## Dataset
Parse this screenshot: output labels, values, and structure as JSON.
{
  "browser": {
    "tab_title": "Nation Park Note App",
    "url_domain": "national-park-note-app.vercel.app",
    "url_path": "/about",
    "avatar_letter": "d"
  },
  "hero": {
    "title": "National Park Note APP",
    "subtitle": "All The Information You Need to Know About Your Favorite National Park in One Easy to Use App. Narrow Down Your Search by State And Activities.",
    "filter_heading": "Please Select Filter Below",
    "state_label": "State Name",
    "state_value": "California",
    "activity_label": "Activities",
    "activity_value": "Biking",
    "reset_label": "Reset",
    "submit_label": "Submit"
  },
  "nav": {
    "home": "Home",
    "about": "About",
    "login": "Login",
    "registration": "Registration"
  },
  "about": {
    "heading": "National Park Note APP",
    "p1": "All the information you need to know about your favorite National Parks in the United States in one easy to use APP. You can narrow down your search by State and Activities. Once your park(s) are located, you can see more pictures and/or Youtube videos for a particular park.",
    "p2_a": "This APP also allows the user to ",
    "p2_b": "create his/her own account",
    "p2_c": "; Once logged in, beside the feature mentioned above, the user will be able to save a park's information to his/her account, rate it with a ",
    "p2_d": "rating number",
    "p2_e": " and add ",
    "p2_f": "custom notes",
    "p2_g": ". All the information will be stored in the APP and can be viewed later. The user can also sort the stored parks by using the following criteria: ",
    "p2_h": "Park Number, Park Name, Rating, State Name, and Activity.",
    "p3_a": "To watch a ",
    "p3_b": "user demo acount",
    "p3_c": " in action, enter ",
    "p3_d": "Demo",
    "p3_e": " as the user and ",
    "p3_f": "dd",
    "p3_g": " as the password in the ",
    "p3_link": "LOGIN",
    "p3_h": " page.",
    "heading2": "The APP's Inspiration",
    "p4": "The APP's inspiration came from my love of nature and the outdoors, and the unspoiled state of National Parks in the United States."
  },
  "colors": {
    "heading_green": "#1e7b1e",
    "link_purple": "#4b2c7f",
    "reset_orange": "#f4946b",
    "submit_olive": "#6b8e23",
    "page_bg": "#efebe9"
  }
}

## Stated goal
Without omitting anything, output the entries exactly.

## Written reply
Parse this screenshot: output labels, values, and structure as JSON.
{
  "browser": {
    "tab_title": "Nation Park Note App",
    "url_domain": "national-park-note-app.vercel.app",
    "url_path": "/about",
    "avatar_letter": "d"
  },
  "hero": {
    "title": "National Park Note APP",
    "subtitle": "All The Information You Need to Know About Your Favorite National Park in One Easy to Use App. Narrow Down Your Search by State And Activities.",
    "filter_heading": "Please Select Filter Below",
    "state_label": "State Name",
    "state_value": "California",
    "activity_label": "Activities",
    "activity_value": "Biking",
    "reset_label": "Reset",
    "submit_label": "Submit"
  },
  "nav": {
    "home": "Home",
    "about": "About",
    "login": "Login",
    "registration": "Registration"
  },
  "about": {
    "heading": "National Park Note APP",
    "p1": "All the information you need to know about your favorite National Parks in the United States in one easy to use APP. You can narrow down your search by State and Activities. Once your park(s) are located, you can see more pictures and/or Youtube videos for a particular park.",
    "p2_a": "This APP also allows the user to ",
    "p2_b": "create his/her own account",
    "p2_c": "; Once logged in, beside the feature mentioned above, the user will be able to save a park's information to his/her account, rate it with a ",
    "p2_d": "rating number",
    "p2_e": " and add ",
    "p2_f": "custom notes",
    "p2_g": ". All the information will be stored in the APP and can be viewed later. The user can also sort the stored parks by using the following criteria: ",
    "p2_h": "Park Number, Park Name, Rating, State Name, and Activity.",
    "p3_a": "To watch a ",
    "p3_b": "user demo acount",
    "p3_c": " in action, enter ",
    "p3_d": "Demo",
    "p3_e": " as the user and ",
    "p3_f": "dd",
    "p3_g": " as the password in the ",
    "p3_link": "LOGIN",
    "p3_h": " page.",
    "heading2": "The APP's Inspiration",
    "p4": "The APP's inspiration came from my love of nature and the outdoors, and the unspoiled state of National Parks in the United States."
  },
  "colors": {
    "heading_green": "#1e7b1e",
    "link_purple": "#4b2c7f",
    "reset_orange": "#f4946b",
    "submit_olive": "#6b8e23",
    "page_bg": "#efebe9"
  }
}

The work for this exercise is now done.